Structured figure records:

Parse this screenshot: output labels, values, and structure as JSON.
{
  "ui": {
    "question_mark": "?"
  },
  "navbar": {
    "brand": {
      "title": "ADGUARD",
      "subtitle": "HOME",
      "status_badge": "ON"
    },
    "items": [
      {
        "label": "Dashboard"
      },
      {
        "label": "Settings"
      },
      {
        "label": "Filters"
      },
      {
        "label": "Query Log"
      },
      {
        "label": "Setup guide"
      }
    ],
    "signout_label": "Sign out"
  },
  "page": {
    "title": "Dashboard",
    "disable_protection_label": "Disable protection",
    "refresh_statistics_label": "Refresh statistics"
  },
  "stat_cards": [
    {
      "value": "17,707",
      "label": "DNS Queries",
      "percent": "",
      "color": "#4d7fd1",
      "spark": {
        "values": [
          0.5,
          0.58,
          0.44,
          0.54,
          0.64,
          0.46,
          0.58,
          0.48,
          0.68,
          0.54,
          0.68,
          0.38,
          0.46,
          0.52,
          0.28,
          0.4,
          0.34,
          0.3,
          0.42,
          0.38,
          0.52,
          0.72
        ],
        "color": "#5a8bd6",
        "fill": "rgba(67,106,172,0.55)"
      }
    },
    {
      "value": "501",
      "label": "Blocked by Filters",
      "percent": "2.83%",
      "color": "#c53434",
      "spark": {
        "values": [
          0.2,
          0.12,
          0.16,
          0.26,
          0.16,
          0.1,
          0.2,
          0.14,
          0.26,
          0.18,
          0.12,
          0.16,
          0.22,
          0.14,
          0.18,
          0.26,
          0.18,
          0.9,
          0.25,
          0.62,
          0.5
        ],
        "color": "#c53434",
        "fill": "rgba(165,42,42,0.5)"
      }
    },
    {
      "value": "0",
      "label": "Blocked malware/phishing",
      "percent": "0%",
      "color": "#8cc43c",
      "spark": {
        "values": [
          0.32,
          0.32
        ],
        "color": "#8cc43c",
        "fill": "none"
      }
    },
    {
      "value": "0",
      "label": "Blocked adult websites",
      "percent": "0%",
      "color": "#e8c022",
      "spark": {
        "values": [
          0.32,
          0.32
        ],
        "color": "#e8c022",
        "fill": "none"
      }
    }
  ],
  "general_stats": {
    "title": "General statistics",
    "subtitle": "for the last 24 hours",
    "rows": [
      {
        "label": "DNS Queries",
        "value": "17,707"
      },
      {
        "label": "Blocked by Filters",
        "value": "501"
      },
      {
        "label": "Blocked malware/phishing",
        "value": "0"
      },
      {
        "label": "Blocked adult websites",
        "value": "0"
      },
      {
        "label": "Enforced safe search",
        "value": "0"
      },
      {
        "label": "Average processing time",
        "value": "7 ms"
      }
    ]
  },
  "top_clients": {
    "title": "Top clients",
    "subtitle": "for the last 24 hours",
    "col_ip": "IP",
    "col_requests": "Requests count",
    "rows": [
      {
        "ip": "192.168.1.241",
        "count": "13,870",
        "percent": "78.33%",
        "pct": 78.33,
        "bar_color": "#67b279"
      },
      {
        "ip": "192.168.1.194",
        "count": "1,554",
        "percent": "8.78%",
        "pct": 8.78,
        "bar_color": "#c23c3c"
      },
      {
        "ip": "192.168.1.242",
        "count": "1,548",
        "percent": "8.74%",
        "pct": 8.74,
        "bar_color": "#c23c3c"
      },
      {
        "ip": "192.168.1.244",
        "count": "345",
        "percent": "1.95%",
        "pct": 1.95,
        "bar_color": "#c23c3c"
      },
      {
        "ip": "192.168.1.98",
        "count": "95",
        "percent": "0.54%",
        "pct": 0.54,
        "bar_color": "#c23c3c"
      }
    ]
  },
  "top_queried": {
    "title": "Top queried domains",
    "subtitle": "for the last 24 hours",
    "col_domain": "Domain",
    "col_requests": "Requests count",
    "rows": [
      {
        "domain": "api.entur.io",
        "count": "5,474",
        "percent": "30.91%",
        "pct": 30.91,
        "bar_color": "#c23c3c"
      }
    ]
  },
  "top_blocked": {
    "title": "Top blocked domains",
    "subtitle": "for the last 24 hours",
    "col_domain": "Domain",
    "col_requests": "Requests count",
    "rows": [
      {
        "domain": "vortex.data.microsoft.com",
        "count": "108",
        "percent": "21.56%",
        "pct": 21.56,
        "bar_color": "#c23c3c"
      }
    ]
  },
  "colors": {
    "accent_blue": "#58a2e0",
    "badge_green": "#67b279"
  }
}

Directions for this task:
Copy out the whole listing exactly; please set it all down.

Answer to this exercise:
Parse this screenshot: output labels, values, and structure as JSON.
{
  "ui": {
    "question_mark": "?"
  },
  "navbar": {
    "brand": {
      "title": "ADGUARD",
      "subtitle": "HOME",
      "status_badge": "ON"
    },
    "items": [
      {
        "label": "Dashboard"
      },
      {
        "label": "Settings"
      },
      {
        "label": "Filters"
      },
      {
        "label": "Query Log"
      },
      {
        "label": "Setup guide"
      }
    ],
    "signout_label": "Sign out"
  },
  "page": {
    "title": "Dashboard",
    "disable_protection_label": "Disable protection",
    "refresh_statistics_label": "Refresh statistics"
  },
  "stat_cards": [
    {
      "value": "17,707",
      "label": "DNS Queries",
      "percent": "",
      "color": "#4d7fd1",
      "spark": {
        "values": [
          0.5,
          0.58,
          0.44,
          0.54,
          0.64,
          0.46,
          0.58,
          0.48,
          0.68,
          0.54,
          0.68,
          0.38,
          0.46,
          0.52,
          0.28,
          0.4,
          0.34,
          0.3,
          0.42,
          0.38,
          0.52,
          0.72
        ],
        "color": "#5a8bd6",
        "fill": "rgba(67,106,172,0.55)"
      }
    },
    {
      "value": "501",
      "label": "Blocked by Filters",
      "percent": "2.83%",
      "color": "#c53434",
      "spark": {
        "values": [
          0.2,
          0.12,
          0.16,
          0.26,
          0.16,
          0.1,
          0.2,
          0.14,
          0.26,
          0.18,
          0.12,
          0.16,
          0.22,
          0.14,
          0.18,
          0.26,
          0.18,
          0.9,
          0.25,
          0.62,
          0.5
        ],
        "color": "#c53434",
        "fill": "rgba(165,42,42,0.5)"
      }
    },
    {
      "value": "0",
      "label": "Blocked malware/phishing",
      "percent": "0%",
      "color": "#8cc43c",
      "spark": {
        "values": [
          0.32,
          0.32
        ],
        "color": "#8cc43c",
        "fill": "none"
      }
    },
    {
      "value": "0",
      "label": "Blocked adult websites",
      "percent": "0%",
      "color": "#e8c022",
      "spark": {
        "values": [
          0.32,
          0.32
        ],
        "color": "#e8c022",
        "fill": "none"
      }
    }
  ],
  "general_stats": {
    "title": "General statistics",
    "subtitle": "for the last 24 hours",
    "rows": [
      {
        "label": "DNS Queries",
        "value": "17,707"
      },
      {
        "label": "Blocked by Filters",
        "value": "501"
      },
      {
        "label": "Blocked malware/phishing",
        "value": "0"
      },
      {
        "label": "Blocked adult websites",
        "value": "0"
      },
      {
        "label": "Enforced safe search",
        "value": "0"
      },
      {
        "label": "Average processing time",
        "value": "7 ms"
      }
    ]
  },
  "top_clients": {
    "title": "Top clients",
    "subtitle": "for the last 24 hours",
    "col_ip": "IP",
    "col_requests": "Requests count",
    "rows": [
      {
        "ip": "192.168.1.241",
        "count": "13,870",
        "percent": "78.33%",
        "pct": 78.33,
        "bar_color": "#67b279"
      },
      {
        "ip": "192.168.1.194",
        "count": "1,554",
        "percent": "8.78%",
        "pct": 8.78,
        "bar_color": "#c23c3c"
      },
      {
        "ip": "192.168.1.242",
        "count": "1,548",
        "percent": "8.74%",
        "pct": 8.74,
        "bar_color": "#c23c3c"
      },
      {
        "ip": "192.168.1.244",
        "count": "345",
        "percent": "1.95%",
        "pct": 1.95,
        "bar_color": "#c23c3c"
      },
      {
        "ip": "192.168.1.98",
        "count": "95",
        "percent": "0.54%",
        "pct": 0.54,
        "bar_color": "#c23c3c"
      }
    ]
  },
  "top_queried": {
    "title": "Top queried domains",
    "subtitle": "for the last 24 hours",
    "col_domain": "Domain",
    "col_requests": "Requests count",
    "rows": [
      {
        "domain": "api.entur.io",
        "count": "5,474",
        "percent": "30.91%",
        "pct": 30.91,
        "bar_color": "#c23c3c"
      }
    ]
  },
  "top_blocked": {
    "title": "Top blocked domains",
    "subtitle": "for the last 24 hours",
    "col_domain": "Domain",
    "col_requests": "Requests count",
    "rows": [
      {
        "domain": "vortex.data.microsoft.com",
        "count": "108",
        "percent": "21.56%",
        "pct": 21.56,
        "bar_color": "#c23c3c"
      }
    ]
  },
  "colors": {
    "accent_blue": "#58a2e0",
    "badge_green": "#67b279"
  }
}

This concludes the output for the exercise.